### Your goal:
Type out the data exactly as given. Skip any image.

### Records from a collection of figures:
§ §

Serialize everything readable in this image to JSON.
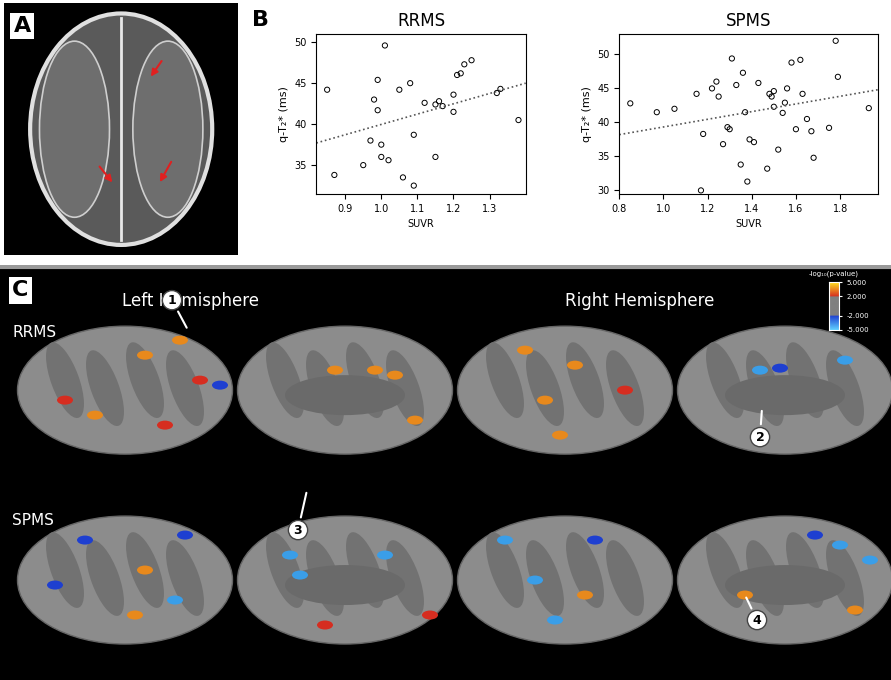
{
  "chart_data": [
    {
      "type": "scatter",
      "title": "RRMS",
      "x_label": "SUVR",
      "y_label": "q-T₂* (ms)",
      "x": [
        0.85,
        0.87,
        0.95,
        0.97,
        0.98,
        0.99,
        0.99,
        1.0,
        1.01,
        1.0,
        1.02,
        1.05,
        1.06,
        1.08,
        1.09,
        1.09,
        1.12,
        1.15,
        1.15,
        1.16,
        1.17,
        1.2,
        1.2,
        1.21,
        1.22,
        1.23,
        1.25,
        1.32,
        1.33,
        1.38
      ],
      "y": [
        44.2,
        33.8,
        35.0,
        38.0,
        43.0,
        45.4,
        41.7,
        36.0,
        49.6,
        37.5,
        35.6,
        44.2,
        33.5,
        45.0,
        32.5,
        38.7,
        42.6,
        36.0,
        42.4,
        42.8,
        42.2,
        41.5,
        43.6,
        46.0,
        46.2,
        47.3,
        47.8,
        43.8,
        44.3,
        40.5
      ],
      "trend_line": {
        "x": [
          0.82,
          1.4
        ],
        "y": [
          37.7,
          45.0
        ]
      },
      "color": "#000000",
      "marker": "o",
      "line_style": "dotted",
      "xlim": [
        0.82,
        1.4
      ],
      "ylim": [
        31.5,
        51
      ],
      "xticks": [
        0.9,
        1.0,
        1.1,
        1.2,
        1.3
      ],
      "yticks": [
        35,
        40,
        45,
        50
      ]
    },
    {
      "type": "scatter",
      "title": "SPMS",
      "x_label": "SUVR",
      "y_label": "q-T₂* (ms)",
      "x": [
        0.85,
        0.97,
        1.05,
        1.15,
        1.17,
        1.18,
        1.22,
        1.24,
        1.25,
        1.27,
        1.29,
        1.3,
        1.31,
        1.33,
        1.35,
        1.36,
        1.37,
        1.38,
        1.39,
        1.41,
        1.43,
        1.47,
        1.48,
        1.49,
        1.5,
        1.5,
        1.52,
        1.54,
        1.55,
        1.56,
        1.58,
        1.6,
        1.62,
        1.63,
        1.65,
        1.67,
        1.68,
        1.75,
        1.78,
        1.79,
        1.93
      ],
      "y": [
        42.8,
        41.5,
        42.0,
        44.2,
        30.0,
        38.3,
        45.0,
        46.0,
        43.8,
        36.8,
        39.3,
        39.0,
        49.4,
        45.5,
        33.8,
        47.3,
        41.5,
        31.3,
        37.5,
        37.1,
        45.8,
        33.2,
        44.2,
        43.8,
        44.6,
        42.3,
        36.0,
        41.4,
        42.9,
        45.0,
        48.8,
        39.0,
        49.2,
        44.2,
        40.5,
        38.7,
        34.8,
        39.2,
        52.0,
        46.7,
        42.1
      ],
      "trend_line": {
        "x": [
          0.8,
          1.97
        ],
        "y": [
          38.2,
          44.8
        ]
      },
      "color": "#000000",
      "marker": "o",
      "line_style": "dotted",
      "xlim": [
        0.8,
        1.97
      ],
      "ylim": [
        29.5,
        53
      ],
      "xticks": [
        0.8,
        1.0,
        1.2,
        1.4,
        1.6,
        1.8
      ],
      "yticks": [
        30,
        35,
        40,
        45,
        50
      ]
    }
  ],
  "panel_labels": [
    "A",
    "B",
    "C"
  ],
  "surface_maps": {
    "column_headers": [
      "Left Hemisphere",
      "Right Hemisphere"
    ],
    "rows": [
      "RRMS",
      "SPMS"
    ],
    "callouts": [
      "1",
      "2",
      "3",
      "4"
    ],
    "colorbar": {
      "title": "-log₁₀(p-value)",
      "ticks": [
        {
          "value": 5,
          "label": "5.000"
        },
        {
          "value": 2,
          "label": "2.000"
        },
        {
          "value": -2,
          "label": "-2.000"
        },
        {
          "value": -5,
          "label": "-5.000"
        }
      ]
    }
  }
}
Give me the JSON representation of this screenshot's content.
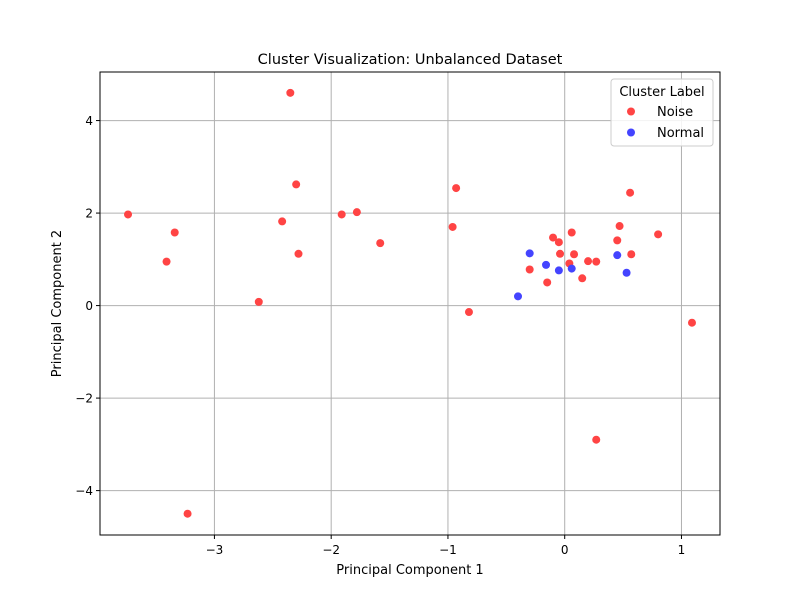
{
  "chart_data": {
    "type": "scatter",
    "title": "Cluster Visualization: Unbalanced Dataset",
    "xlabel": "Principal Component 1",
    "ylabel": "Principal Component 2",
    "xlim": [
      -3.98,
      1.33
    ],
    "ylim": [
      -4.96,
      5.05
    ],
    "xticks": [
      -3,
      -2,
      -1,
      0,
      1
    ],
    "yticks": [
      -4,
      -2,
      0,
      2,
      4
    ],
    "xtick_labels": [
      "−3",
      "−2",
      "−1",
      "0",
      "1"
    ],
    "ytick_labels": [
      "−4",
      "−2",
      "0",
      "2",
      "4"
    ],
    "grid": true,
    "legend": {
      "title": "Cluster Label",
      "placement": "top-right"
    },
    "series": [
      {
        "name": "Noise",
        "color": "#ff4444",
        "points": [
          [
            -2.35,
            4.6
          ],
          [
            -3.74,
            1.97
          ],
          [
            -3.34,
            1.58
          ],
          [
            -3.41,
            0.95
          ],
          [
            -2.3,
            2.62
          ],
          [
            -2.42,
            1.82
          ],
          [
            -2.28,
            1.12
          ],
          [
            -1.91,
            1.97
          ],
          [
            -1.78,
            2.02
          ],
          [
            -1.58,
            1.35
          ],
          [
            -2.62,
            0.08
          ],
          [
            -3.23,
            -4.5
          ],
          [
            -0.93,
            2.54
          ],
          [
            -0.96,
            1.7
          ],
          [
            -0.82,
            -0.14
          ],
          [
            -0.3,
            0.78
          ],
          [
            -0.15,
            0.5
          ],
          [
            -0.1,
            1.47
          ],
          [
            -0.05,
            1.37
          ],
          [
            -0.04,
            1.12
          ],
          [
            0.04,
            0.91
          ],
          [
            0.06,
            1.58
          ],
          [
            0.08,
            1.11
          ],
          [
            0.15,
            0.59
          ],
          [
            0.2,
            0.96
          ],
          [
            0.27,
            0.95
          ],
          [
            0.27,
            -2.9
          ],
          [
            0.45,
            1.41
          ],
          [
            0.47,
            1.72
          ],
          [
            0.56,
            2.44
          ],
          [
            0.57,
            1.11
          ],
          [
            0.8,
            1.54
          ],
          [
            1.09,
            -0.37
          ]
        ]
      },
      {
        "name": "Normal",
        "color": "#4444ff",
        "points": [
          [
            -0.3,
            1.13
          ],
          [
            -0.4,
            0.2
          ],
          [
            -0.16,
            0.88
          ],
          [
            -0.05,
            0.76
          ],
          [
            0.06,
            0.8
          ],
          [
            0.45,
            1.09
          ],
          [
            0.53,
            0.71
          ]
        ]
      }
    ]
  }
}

§ §

### Right answer:
Serialize everything readable in this image to JSON.
{
  "chart_data": [
    {
      "type": "scatter",
      "title": "RRMS",
      "x_label": "SUVR",
      "y_label": "q-T₂* (ms)",
      "x": [
        0.85,
        0.87,
        0.95,
        0.97,
        0.98,
        0.99,
        0.99,
        1.0,
        1.01,
        1.0,
        1.02,
        1.05,
        1.06,
        1.08,
        1.09,
        1.09,
        1.12,
        1.15,
        1.15,
        1.16,
        1.17,
        1.2,
        1.2,
        1.21,
        1.22,
        1.23,
        1.25,
        1.32,
        1.33,
        1.38
      ],
      "y": [
        44.2,
        33.8,
        35.0,
        38.0,
        43.0,
        45.4,
        41.7,
        36.0,
        49.6,
        37.5,
        35.6,
        44.2,
        33.5,
        45.0,
        32.5,
        38.7,
        42.6,
        36.0,
        42.4,
        42.8,
        42.2,
        41.5,
        43.6,
        46.0,
        46.2,
        47.3,
        47.8,
        43.8,
        44.3,
        40.5
      ],
      "trend_line": {
        "x": [
          0.82,
          1.4
        ],
        "y": [
          37.7,
          45.0
        ]
      },
      "color": "#000000",
      "marker": "o",
      "line_style": "dotted",
      "xlim": [
        0.82,
        1.4
      ],
      "ylim": [
        31.5,
        51
      ],
      "xticks": [
        0.9,
        1.0,
        1.1,
        1.2,
        1.3
      ],
      "yticks": [
        35,
        40,
        45,
        50
      ]
    },
    {
      "type": "scatter",
      "title": "SPMS",
      "x_label": "SUVR",
      "y_label": "q-T₂* (ms)",
      "x": [
        0.85,
        0.97,
        1.05,
        1.15,
        1.17,
        1.18,
        1.22,
        1.24,
        1.25,
        1.27,
        1.29,
        1.3,
        1.31,
        1.33,
        1.35,
        1.36,
        1.37,
        1.38,
        1.39,
        1.41,
        1.43,
        1.47,
        1.48,
        1.49,
        1.5,
        1.5,
        1.52,
        1.54,
        1.55,
        1.56,
        1.58,
        1.6,
        1.62,
        1.63,
        1.65,
        1.67,
        1.68,
        1.75,
        1.78,
        1.79,
        1.93
      ],
      "y": [
        42.8,
        41.5,
        42.0,
        44.2,
        30.0,
        38.3,
        45.0,
        46.0,
        43.8,
        36.8,
        39.3,
        39.0,
        49.4,
        45.5,
        33.8,
        47.3,
        41.5,
        31.3,
        37.5,
        37.1,
        45.8,
        33.2,
        44.2,
        43.8,
        44.6,
        42.3,
        36.0,
        41.4,
        42.9,
        45.0,
        48.8,
        39.0,
        49.2,
        44.2,
        40.5,
        38.7,
        34.8,
        39.2,
        52.0,
        46.7,
        42.1
      ],
      "trend_line": {
        "x": [
          0.8,
          1.97
        ],
        "y": [
          38.2,
          44.8
        ]
      },
      "color": "#000000",
      "marker": "o",
      "line_style": "dotted",
      "xlim": [
        0.8,
        1.97
      ],
      "ylim": [
        29.5,
        53
      ],
      "xticks": [
        0.8,
        1.0,
        1.2,
        1.4,
        1.6,
        1.8
      ],
      "yticks": [
        30,
        35,
        40,
        45,
        50
      ]
    }
  ],
  "panel_labels": [
    "A",
    "B",
    "C"
  ],
  "surface_maps": {
    "column_headers": [
      "Left Hemisphere",
      "Right Hemisphere"
    ],
    "rows": [
      "RRMS",
      "SPMS"
    ],
    "callouts": [
      "1",
      "2",
      "3",
      "4"
    ],
    "colorbar": {
      "title": "-log₁₀(p-value)",
      "ticks": [
        {
          "value": 5,
          "label": "5.000"
        },
        {
          "value": 2,
          "label": "2.000"
        },
        {
          "value": -2,
          "label": "-2.000"
        },
        {
          "value": -5,
          "label": "-5.000"
        }
      ]
    }
  }
}
Give me the JSON representation of this screenshot's content.
{
  "chart_data": {
    "type": "scatter",
    "title": "Cluster Visualization: Unbalanced Dataset",
    "xlabel": "Principal Component 1",
    "ylabel": "Principal Component 2",
    "xlim": [
      -3.98,
      1.33
    ],
    "ylim": [
      -4.96,
      5.05
    ],
    "xticks": [
      -3,
      -2,
      -1,
      0,
      1
    ],
    "yticks": [
      -4,
      -2,
      0,
      2,
      4
    ],
    "xtick_labels": [
      "−3",
      "−2",
      "−1",
      "0",
      "1"
    ],
    "ytick_labels": [
      "−4",
      "−2",
      "0",
      "2",
      "4"
    ],
    "grid": true,
    "legend": {
      "title": "Cluster Label",
      "placement": "top-right"
    },
    "series": [
      {
        "name": "Noise",
        "color": "#ff4444",
        "points": [
          [
            -2.35,
            4.6
          ],
          [
            -3.74,
            1.97
          ],
          [
            -3.34,
            1.58
          ],
          [
            -3.41,
            0.95
          ],
          [
            -2.3,
            2.62
          ],
          [
            -2.42,
            1.82
          ],
          [
            -2.28,
            1.12
          ],
          [
            -1.91,
            1.97
          ],
          [
            -1.78,
            2.02
          ],
          [
            -1.58,
            1.35
          ],
          [
            -2.62,
            0.08
          ],
          [
            -3.23,
            -4.5
          ],
          [
            -0.93,
            2.54
          ],
          [
            -0.96,
            1.7
          ],
          [
            -0.82,
            -0.14
          ],
          [
            -0.3,
            0.78
          ],
          [
            -0.15,
            0.5
          ],
          [
            -0.1,
            1.47
          ],
          [
            -0.05,
            1.37
          ],
          [
            -0.04,
            1.12
          ],
          [
            0.04,
            0.91
          ],
          [
            0.06,
            1.58
          ],
          [
            0.08,
            1.11
          ],
          [
            0.15,
            0.59
          ],
          [
            0.2,
            0.96
          ],
          [
            0.27,
            0.95
          ],
          [
            0.27,
            -2.9
          ],
          [
            0.45,
            1.41
          ],
          [
            0.47,
            1.72
          ],
          [
            0.56,
            2.44
          ],
          [
            0.57,
            1.11
          ],
          [
            0.8,
            1.54
          ],
          [
            1.09,
            -0.37
          ]
        ]
      },
      {
        "name": "Normal",
        "color": "#4444ff",
        "points": [
          [
            -0.3,
            1.13
          ],
          [
            -0.4,
            0.2
          ],
          [
            -0.16,
            0.88
          ],
          [
            -0.05,
            0.76
          ],
          [
            0.06,
            0.8
          ],
          [
            0.45,
            1.09
          ],
          [
            0.53,
            0.71
          ]
        ]
      }
    ]
  }
}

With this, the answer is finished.